*Exercise directions*.
From the listing, collect all lines containing the word "name".

= = = =

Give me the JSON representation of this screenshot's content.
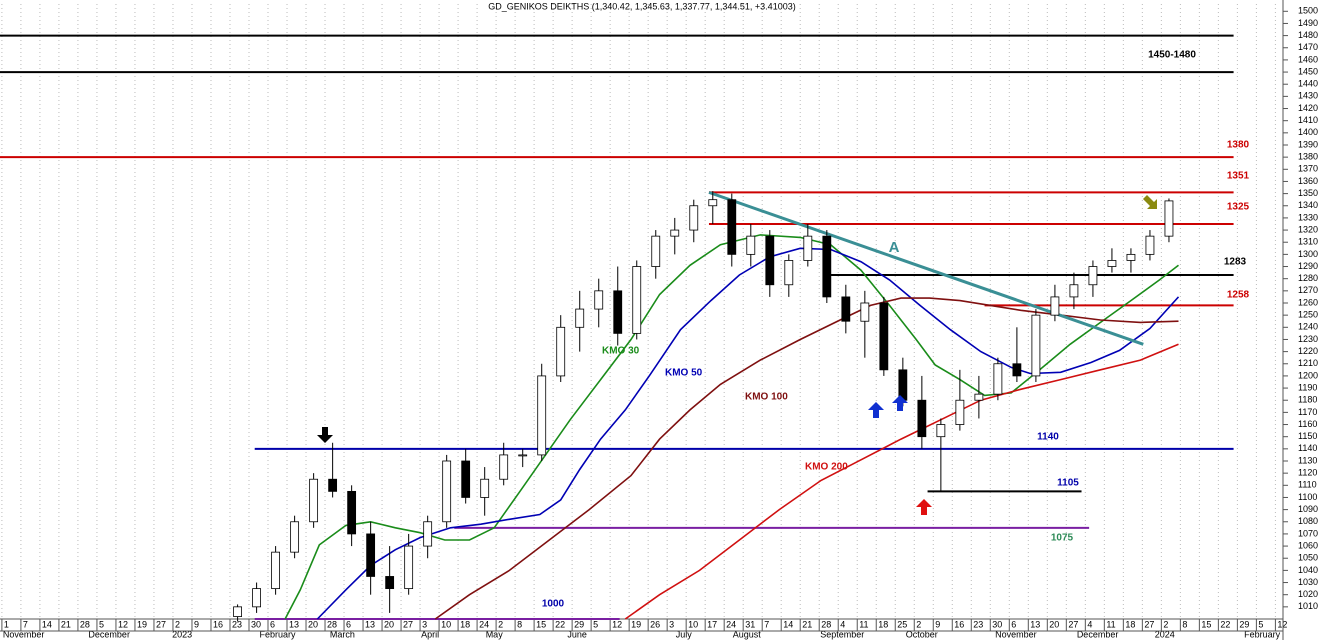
{
  "chart_data": {
    "type": "candlestick",
    "title": "GD_GENIKOS DEIKTHS (1,340.42, 1,345.63, 1,337.77, 1,344.51, +3.41003)",
    "xlim": [
      -0.1,
      67.4
    ],
    "ylim": [
      1000,
      1506
    ],
    "yticks": [
      1010,
      1020,
      1030,
      1040,
      1050,
      1060,
      1070,
      1080,
      1090,
      1100,
      1110,
      1120,
      1130,
      1140,
      1150,
      1160,
      1170,
      1180,
      1190,
      1200,
      1210,
      1220,
      1230,
      1240,
      1250,
      1260,
      1270,
      1280,
      1290,
      1300,
      1310,
      1320,
      1330,
      1340,
      1350,
      1360,
      1370,
      1380,
      1390,
      1400,
      1410,
      1420,
      1430,
      1440,
      1450,
      1460,
      1470,
      1480,
      1490,
      1500
    ],
    "xticks": [
      {
        "value": 0,
        "label": "1"
      },
      {
        "value": 1,
        "label": "7"
      },
      {
        "value": 2,
        "label": "14"
      },
      {
        "value": 3,
        "label": "21"
      },
      {
        "value": 4,
        "label": "28"
      },
      {
        "value": 5,
        "label": "5"
      },
      {
        "value": 6,
        "label": "12"
      },
      {
        "value": 7,
        "label": "19"
      },
      {
        "value": 8,
        "label": "27"
      },
      {
        "value": 9,
        "label": "2"
      },
      {
        "value": 10,
        "label": "9"
      },
      {
        "value": 11,
        "label": "16"
      },
      {
        "value": 12,
        "label": "23"
      },
      {
        "value": 13,
        "label": "30"
      },
      {
        "value": 14,
        "label": "6"
      },
      {
        "value": 15,
        "label": "13"
      },
      {
        "value": 16,
        "label": "20"
      },
      {
        "value": 17,
        "label": "28"
      },
      {
        "value": 18,
        "label": "6"
      },
      {
        "value": 19,
        "label": "13"
      },
      {
        "value": 20,
        "label": "20"
      },
      {
        "value": 21,
        "label": "27"
      },
      {
        "value": 22,
        "label": "3"
      },
      {
        "value": 23,
        "label": "10"
      },
      {
        "value": 24,
        "label": "18"
      },
      {
        "value": 25,
        "label": "24"
      },
      {
        "value": 26,
        "label": "2"
      },
      {
        "value": 27,
        "label": "8"
      },
      {
        "value": 28,
        "label": "15"
      },
      {
        "value": 29,
        "label": "22"
      },
      {
        "value": 30,
        "label": "29"
      },
      {
        "value": 31,
        "label": "5"
      },
      {
        "value": 32,
        "label": "12"
      },
      {
        "value": 33,
        "label": "19"
      },
      {
        "value": 34,
        "label": "26"
      },
      {
        "value": 35,
        "label": "3"
      },
      {
        "value": 36,
        "label": "10"
      },
      {
        "value": 37,
        "label": "17"
      },
      {
        "value": 38,
        "label": "24"
      },
      {
        "value": 39,
        "label": "31"
      },
      {
        "value": 40,
        "label": "7"
      },
      {
        "value": 41,
        "label": "14"
      },
      {
        "value": 42,
        "label": "21"
      },
      {
        "value": 43,
        "label": "28"
      },
      {
        "value": 44,
        "label": "4"
      },
      {
        "value": 45,
        "label": "11"
      },
      {
        "value": 46,
        "label": "18"
      },
      {
        "value": 47,
        "label": "25"
      },
      {
        "value": 48,
        "label": "2"
      },
      {
        "value": 49,
        "label": "9"
      },
      {
        "value": 50,
        "label": "16"
      },
      {
        "value": 51,
        "label": "23"
      },
      {
        "value": 52,
        "label": "30"
      },
      {
        "value": 53,
        "label": "6"
      },
      {
        "value": 54,
        "label": "13"
      },
      {
        "value": 55,
        "label": "20"
      },
      {
        "value": 56,
        "label": "27"
      },
      {
        "value": 57,
        "label": "4"
      },
      {
        "value": 58,
        "label": "11"
      },
      {
        "value": 59,
        "label": "18"
      },
      {
        "value": 60,
        "label": "27"
      },
      {
        "value": 61,
        "label": "2"
      },
      {
        "value": 62,
        "label": "8"
      },
      {
        "value": 63,
        "label": "15"
      },
      {
        "value": 64,
        "label": "22"
      },
      {
        "value": 65,
        "label": "29"
      },
      {
        "value": 66,
        "label": "5"
      },
      {
        "value": 67,
        "label": "12"
      }
    ],
    "month_labels": [
      {
        "value": 0,
        "label": "November"
      },
      {
        "value": 4.5,
        "label": "December"
      },
      {
        "value": 8.9,
        "label": "2023"
      },
      {
        "value": 13.5,
        "label": "February"
      },
      {
        "value": 17.2,
        "label": "March"
      },
      {
        "value": 22,
        "label": "April"
      },
      {
        "value": 25.4,
        "label": "May"
      },
      {
        "value": 29.7,
        "label": "June"
      },
      {
        "value": 35.4,
        "label": "July"
      },
      {
        "value": 38.4,
        "label": "August"
      },
      {
        "value": 43,
        "label": "September"
      },
      {
        "value": 47.5,
        "label": "October"
      },
      {
        "value": 52.2,
        "label": "November"
      },
      {
        "value": 56.5,
        "label": "December"
      },
      {
        "value": 60.6,
        "label": "2024"
      },
      {
        "value": 65.3,
        "label": "February"
      }
    ],
    "grid": true,
    "ohlc": {
      "color_up": "#ffffff",
      "color_down": "#000000",
      "x": [
        12.4,
        13.4,
        14.4,
        15.4,
        16.4,
        17.4,
        18.4,
        19.4,
        20.4,
        21.4,
        22.4,
        23.4,
        24.4,
        25.4,
        26.4,
        27.4,
        28.4,
        29.4,
        30.4,
        31.4,
        32.4,
        33.4,
        34.4,
        35.4,
        36.4,
        37.4,
        38.4,
        39.4,
        40.4,
        41.4,
        42.4,
        43.4,
        44.4,
        45.4,
        46.4,
        47.4,
        48.4,
        49.4,
        50.4,
        51.4,
        52.4,
        53.4,
        54.4,
        55.4,
        56.4,
        57.4,
        58.4,
        59.4,
        60.4,
        61.4
      ],
      "open": [
        1002,
        1010,
        1025,
        1055,
        1080,
        1115,
        1105,
        1070,
        1035,
        1025,
        1060,
        1080,
        1130,
        1100,
        1115,
        1135,
        1135,
        1200,
        1240,
        1255,
        1270,
        1235,
        1290,
        1315,
        1320,
        1340,
        1345,
        1300,
        1315,
        1275,
        1295,
        1315,
        1265,
        1245,
        1260,
        1205,
        1180,
        1150,
        1160,
        1180,
        1185,
        1210,
        1200,
        1250,
        1265,
        1275,
        1290,
        1295,
        1300,
        1315
      ],
      "high": [
        1012,
        1030,
        1060,
        1085,
        1120,
        1145,
        1110,
        1080,
        1060,
        1070,
        1085,
        1135,
        1140,
        1125,
        1145,
        1140,
        1210,
        1250,
        1270,
        1280,
        1290,
        1295,
        1320,
        1330,
        1345,
        1352,
        1350,
        1325,
        1320,
        1300,
        1325,
        1320,
        1275,
        1270,
        1265,
        1215,
        1200,
        1165,
        1205,
        1200,
        1215,
        1240,
        1255,
        1275,
        1285,
        1295,
        1305,
        1305,
        1320,
        1346
      ],
      "low": [
        998,
        1005,
        1020,
        1050,
        1075,
        1100,
        1060,
        1020,
        1005,
        1020,
        1050,
        1075,
        1095,
        1085,
        1110,
        1125,
        1130,
        1195,
        1220,
        1240,
        1225,
        1230,
        1280,
        1300,
        1310,
        1325,
        1290,
        1290,
        1265,
        1265,
        1290,
        1260,
        1235,
        1215,
        1200,
        1175,
        1140,
        1105,
        1155,
        1165,
        1180,
        1195,
        1195,
        1245,
        1255,
        1265,
        1285,
        1285,
        1295,
        1310
      ],
      "close": [
        1010,
        1025,
        1055,
        1080,
        1115,
        1105,
        1070,
        1035,
        1025,
        1060,
        1080,
        1130,
        1100,
        1115,
        1135,
        1135,
        1200,
        1240,
        1255,
        1270,
        1235,
        1290,
        1315,
        1320,
        1340,
        1345,
        1300,
        1315,
        1275,
        1295,
        1315,
        1265,
        1245,
        1260,
        1205,
        1180,
        1150,
        1160,
        1180,
        1185,
        1210,
        1200,
        1250,
        1265,
        1275,
        1290,
        1295,
        1300,
        1315,
        1344
      ]
    },
    "series": [
      {
        "name": "KMO 30",
        "color": "#1a8c1a",
        "x": [
          14.9,
          15.7,
          16.7,
          18.1,
          19.4,
          20.7,
          22.0,
          23.3,
          24.6,
          25.9,
          27.3,
          28.6,
          29.9,
          31.5,
          33.1,
          34.6,
          36.2,
          37.8,
          39.9,
          42.0,
          43.6,
          45.2,
          46.7,
          48.1,
          49.1,
          50.4,
          51.7,
          53.1,
          54.6,
          56.2,
          57.8,
          59.4,
          60.9,
          61.9
        ],
        "values": [
          1000,
          1024,
          1061,
          1077,
          1080,
          1075,
          1071,
          1065,
          1065,
          1075,
          1106,
          1135,
          1164,
          1197,
          1230,
          1267,
          1291,
          1308,
          1316,
          1314,
          1308,
          1287,
          1258,
          1230,
          1209,
          1197,
          1184,
          1186,
          1205,
          1226,
          1244,
          1262,
          1279,
          1291
        ]
      },
      {
        "name": "KMO 50",
        "color": "#0000b4",
        "x": [
          16.6,
          18.1,
          19.4,
          20.7,
          22.0,
          23.6,
          25.2,
          26.7,
          28.3,
          29.4,
          30.4,
          31.5,
          32.8,
          34.1,
          35.7,
          37.3,
          38.8,
          40.4,
          42.0,
          43.6,
          45.2,
          46.7,
          48.3,
          49.9,
          51.5,
          53.1,
          54.1,
          55.7,
          57.3,
          58.8,
          60.4,
          61.9
        ],
        "values": [
          1000,
          1024,
          1044,
          1057,
          1067,
          1075,
          1078,
          1082,
          1086,
          1098,
          1123,
          1148,
          1172,
          1201,
          1238,
          1262,
          1283,
          1298,
          1305,
          1304,
          1294,
          1279,
          1258,
          1238,
          1220,
          1207,
          1202,
          1203,
          1211,
          1221,
          1239,
          1265
        ]
      },
      {
        "name": "KMO 100",
        "color": "#7f1010",
        "x": [
          22.8,
          24.6,
          26.7,
          28.8,
          30.9,
          33.1,
          34.6,
          36.2,
          37.8,
          39.9,
          42.0,
          44.1,
          45.7,
          47.3,
          48.8,
          50.4,
          52.0,
          53.6,
          55.7,
          57.8,
          59.9,
          61.9
        ],
        "values": [
          1000,
          1020,
          1040,
          1065,
          1090,
          1118,
          1148,
          1172,
          1193,
          1213,
          1230,
          1246,
          1258,
          1264,
          1264,
          1262,
          1258,
          1254,
          1250,
          1246,
          1244,
          1245
        ]
      },
      {
        "name": "KMO 200",
        "color": "#d01010",
        "x": [
          32.8,
          34.6,
          36.7,
          38.8,
          40.9,
          43.1,
          45.2,
          47.3,
          49.4,
          51.5,
          53.6,
          55.7,
          57.8,
          59.9,
          61.9
        ],
        "values": [
          1000,
          1020,
          1040,
          1065,
          1090,
          1114,
          1131,
          1148,
          1164,
          1180,
          1189,
          1197,
          1205,
          1213,
          1226
        ]
      }
    ],
    "levels": [
      {
        "value": 1480,
        "x": [
          -0.1,
          64.8
        ],
        "color": "#000000"
      },
      {
        "value": 1450,
        "x": [
          -0.1,
          64.8
        ],
        "color": "#000000",
        "label": "1450-1480",
        "label_color": "#000000"
      },
      {
        "value": 1380,
        "x": [
          -0.1,
          64.8
        ],
        "color": "#cc0000",
        "label": "1380",
        "label_color": "#cc0000"
      },
      {
        "value": 1351,
        "x": [
          37.2,
          64.8
        ],
        "color": "#cc0000",
        "label": "1351",
        "label_color": "#cc0000"
      },
      {
        "value": 1325,
        "x": [
          37.2,
          64.8
        ],
        "color": "#cc0000",
        "label": "1325",
        "label_color": "#cc0000"
      },
      {
        "value": 1283,
        "x": [
          43.5,
          64.8
        ],
        "color": "#000000",
        "label": "1283",
        "label_color": "#000000"
      },
      {
        "value": 1258,
        "x": [
          51.7,
          64.8
        ],
        "color": "#cc0000",
        "label": "1258",
        "label_color": "#cc0000"
      },
      {
        "value": 1140,
        "x": [
          13.3,
          64.8
        ],
        "color": "#0000aa",
        "label": "1140",
        "label_color": "#0000aa"
      },
      {
        "value": 1105,
        "x": [
          48.7,
          56.8
        ],
        "color": "#000000",
        "label": "1105",
        "label_color": "#0000aa"
      },
      {
        "value": 1075,
        "x": [
          23.8,
          57.2
        ],
        "color": "#7a1fa2",
        "label": "1075",
        "label_color": "#2e8b57"
      },
      {
        "value": 1000,
        "x": [
          13.3,
          32.5
        ],
        "color": "#7a1fa2",
        "label": "1000",
        "label_color": "#0000aa"
      }
    ],
    "trendline": {
      "label": "A",
      "color": "#3a8f95",
      "x": [
        37.2,
        60.05
      ],
      "values": [
        1351,
        1226
      ]
    }
  }
}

= = = =

*Solution to this task*.
        "name": "KMO 30",
        "name": "KMO 50",
        "name": "KMO 100",
        "name": "KMO 200",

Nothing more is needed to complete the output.